[Figure data in JSON]
+ + +

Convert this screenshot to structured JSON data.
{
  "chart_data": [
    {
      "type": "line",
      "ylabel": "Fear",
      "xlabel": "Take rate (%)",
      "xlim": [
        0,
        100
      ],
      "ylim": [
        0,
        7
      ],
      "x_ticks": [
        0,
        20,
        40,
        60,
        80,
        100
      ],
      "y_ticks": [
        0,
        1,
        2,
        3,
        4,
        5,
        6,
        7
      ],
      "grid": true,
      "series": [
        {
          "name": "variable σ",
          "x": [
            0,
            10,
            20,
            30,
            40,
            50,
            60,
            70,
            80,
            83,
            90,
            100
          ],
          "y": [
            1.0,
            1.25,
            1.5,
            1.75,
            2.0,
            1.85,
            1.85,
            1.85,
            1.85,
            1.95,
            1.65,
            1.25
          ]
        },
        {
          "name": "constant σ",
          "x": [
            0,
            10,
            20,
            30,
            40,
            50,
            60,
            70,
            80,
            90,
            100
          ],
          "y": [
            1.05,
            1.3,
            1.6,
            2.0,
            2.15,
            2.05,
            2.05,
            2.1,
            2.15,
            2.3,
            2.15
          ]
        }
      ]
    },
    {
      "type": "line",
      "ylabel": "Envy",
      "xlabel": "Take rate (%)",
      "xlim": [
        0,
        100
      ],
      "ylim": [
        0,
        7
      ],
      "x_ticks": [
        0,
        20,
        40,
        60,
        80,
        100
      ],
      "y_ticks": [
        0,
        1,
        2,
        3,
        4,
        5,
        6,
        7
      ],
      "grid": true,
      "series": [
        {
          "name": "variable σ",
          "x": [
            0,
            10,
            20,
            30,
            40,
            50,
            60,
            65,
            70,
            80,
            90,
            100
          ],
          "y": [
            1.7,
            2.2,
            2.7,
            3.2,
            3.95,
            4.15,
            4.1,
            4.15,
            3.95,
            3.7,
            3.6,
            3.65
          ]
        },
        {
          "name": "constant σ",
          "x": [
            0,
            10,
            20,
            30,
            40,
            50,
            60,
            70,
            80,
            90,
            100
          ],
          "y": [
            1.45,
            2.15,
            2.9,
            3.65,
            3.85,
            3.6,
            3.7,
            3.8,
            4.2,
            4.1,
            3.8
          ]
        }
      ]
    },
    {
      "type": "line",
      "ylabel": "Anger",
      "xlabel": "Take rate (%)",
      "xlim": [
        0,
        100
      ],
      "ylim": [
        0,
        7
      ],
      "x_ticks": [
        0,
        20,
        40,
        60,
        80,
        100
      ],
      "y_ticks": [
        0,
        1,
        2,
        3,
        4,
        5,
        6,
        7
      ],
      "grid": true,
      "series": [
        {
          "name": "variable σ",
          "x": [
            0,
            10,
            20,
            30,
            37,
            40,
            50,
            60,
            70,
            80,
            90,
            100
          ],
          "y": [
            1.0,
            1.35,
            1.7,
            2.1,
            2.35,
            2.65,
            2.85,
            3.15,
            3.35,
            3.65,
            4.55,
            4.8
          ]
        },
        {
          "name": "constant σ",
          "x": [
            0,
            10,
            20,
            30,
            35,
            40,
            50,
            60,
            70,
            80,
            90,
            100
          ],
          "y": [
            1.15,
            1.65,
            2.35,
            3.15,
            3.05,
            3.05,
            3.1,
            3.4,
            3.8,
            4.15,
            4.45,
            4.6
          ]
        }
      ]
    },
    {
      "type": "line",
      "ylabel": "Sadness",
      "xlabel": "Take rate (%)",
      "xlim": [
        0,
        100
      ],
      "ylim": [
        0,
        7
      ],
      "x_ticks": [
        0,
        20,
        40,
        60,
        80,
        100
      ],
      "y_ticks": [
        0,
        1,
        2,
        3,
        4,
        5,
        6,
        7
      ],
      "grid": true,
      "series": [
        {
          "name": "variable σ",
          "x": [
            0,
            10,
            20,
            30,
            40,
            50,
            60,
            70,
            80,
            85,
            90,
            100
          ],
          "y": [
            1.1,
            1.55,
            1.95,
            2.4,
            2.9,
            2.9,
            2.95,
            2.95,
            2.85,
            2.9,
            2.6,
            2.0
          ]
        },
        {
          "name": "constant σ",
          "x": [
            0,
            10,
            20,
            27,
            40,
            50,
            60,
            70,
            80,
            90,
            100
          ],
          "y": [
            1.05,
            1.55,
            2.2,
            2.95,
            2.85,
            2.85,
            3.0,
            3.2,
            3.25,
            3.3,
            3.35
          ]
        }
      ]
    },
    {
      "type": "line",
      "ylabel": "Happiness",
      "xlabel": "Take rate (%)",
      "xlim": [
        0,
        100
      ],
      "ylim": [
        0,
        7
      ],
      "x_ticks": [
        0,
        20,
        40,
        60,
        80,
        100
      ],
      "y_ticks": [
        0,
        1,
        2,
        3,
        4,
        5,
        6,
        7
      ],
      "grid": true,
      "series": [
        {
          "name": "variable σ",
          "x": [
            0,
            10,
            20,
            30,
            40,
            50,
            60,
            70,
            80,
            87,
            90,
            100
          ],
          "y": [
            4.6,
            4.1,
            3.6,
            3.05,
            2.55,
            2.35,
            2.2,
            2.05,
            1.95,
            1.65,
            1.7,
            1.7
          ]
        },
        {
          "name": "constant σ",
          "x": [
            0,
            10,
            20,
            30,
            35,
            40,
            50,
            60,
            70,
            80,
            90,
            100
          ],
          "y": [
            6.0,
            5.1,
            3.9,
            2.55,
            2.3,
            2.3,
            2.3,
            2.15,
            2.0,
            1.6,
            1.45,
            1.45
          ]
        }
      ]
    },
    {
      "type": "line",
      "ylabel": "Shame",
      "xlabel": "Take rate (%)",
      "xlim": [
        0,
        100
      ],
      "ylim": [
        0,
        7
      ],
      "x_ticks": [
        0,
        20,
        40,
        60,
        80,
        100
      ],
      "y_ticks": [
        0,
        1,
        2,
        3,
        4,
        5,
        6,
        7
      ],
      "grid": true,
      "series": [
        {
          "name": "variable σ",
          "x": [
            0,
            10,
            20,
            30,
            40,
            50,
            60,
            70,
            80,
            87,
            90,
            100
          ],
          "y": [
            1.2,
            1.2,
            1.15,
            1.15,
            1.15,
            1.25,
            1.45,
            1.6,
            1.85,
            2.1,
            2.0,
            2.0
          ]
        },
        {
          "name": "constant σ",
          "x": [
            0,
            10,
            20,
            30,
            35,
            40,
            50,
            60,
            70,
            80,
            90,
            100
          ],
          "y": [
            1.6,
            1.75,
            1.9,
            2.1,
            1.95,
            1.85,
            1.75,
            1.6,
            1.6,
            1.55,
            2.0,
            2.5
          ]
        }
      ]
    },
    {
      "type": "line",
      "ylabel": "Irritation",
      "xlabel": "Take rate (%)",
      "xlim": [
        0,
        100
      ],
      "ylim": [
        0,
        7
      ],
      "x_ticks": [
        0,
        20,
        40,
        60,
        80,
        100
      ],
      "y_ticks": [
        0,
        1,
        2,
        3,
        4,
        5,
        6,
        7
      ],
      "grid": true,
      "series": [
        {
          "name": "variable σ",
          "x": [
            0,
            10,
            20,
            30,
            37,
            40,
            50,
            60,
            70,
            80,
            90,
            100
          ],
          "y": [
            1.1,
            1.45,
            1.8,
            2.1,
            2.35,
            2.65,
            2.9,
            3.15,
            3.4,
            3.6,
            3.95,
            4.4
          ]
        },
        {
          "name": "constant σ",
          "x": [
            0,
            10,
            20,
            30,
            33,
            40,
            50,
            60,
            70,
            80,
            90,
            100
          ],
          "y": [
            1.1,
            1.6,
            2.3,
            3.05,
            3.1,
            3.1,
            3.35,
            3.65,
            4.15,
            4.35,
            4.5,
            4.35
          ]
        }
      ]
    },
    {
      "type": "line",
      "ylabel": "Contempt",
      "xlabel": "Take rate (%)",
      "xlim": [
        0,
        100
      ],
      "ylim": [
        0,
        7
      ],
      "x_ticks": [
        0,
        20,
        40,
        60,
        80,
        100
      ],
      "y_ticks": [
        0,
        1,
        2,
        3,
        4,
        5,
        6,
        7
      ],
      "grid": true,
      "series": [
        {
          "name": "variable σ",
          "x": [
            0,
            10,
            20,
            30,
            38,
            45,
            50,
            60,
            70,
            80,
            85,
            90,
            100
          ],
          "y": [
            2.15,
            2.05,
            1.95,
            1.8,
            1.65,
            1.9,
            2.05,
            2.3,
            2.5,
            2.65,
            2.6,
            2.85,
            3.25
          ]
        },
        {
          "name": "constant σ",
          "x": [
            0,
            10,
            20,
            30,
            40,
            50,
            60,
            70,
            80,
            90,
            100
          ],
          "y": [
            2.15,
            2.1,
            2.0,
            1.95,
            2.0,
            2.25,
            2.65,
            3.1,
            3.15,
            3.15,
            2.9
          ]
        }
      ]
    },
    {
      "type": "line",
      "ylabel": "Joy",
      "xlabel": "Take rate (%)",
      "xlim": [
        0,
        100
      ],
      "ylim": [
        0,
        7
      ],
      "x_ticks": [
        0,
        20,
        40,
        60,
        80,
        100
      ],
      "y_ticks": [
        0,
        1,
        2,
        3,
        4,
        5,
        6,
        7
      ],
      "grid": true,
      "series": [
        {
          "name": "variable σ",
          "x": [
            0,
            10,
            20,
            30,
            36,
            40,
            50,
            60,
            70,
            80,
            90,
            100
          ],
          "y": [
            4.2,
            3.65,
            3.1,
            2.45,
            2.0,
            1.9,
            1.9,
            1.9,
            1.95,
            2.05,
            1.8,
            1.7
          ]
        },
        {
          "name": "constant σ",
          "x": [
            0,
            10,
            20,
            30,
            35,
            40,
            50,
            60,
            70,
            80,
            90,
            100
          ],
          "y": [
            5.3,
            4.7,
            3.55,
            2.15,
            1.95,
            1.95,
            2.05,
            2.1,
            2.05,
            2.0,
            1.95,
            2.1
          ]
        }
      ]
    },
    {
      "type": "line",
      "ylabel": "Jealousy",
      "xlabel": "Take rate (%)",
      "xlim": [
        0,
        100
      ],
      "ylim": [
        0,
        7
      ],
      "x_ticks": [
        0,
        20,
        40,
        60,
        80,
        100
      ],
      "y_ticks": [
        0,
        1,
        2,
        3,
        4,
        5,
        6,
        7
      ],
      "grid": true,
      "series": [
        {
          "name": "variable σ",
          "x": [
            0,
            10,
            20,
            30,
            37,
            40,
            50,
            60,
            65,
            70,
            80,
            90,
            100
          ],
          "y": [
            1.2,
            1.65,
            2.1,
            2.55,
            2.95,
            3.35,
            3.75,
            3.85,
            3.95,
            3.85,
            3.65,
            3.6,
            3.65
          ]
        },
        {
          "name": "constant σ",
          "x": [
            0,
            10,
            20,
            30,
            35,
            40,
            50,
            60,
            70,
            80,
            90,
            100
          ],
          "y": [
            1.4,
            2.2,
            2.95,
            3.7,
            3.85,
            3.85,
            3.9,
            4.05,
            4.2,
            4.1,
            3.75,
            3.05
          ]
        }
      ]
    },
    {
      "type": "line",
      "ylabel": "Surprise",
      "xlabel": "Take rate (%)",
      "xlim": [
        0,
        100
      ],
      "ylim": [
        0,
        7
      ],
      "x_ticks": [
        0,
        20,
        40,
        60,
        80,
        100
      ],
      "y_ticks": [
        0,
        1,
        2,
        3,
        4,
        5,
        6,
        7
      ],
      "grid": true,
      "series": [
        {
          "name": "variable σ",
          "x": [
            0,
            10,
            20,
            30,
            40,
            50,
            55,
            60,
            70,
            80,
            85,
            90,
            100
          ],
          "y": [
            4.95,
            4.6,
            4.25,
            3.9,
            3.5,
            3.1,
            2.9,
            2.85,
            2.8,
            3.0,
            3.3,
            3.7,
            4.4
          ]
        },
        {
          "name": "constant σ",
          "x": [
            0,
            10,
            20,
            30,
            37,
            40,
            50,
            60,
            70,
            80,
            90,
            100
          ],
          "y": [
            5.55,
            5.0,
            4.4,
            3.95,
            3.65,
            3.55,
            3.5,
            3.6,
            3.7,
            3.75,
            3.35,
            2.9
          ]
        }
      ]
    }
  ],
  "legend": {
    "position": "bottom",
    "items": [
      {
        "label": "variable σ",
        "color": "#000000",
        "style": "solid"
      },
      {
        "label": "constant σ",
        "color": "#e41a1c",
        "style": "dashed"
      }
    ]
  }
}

+ + +

AIM OF THE EXERCISE: Scan the listing above. Collect all lines with the word "ylabel".

FULL OUTPUT:
      "ylabel": "Fear",
      "ylabel": "Envy",
      "ylabel": "Anger",
      "ylabel": "Sadness",
      "ylabel": "Happiness",
      "ylabel": "Shame",
      "ylabel": "Irritation",
      "ylabel": "Contempt",
      "ylabel": "Joy",
      "ylabel": "Jealousy",
      "ylabel": "Surprise",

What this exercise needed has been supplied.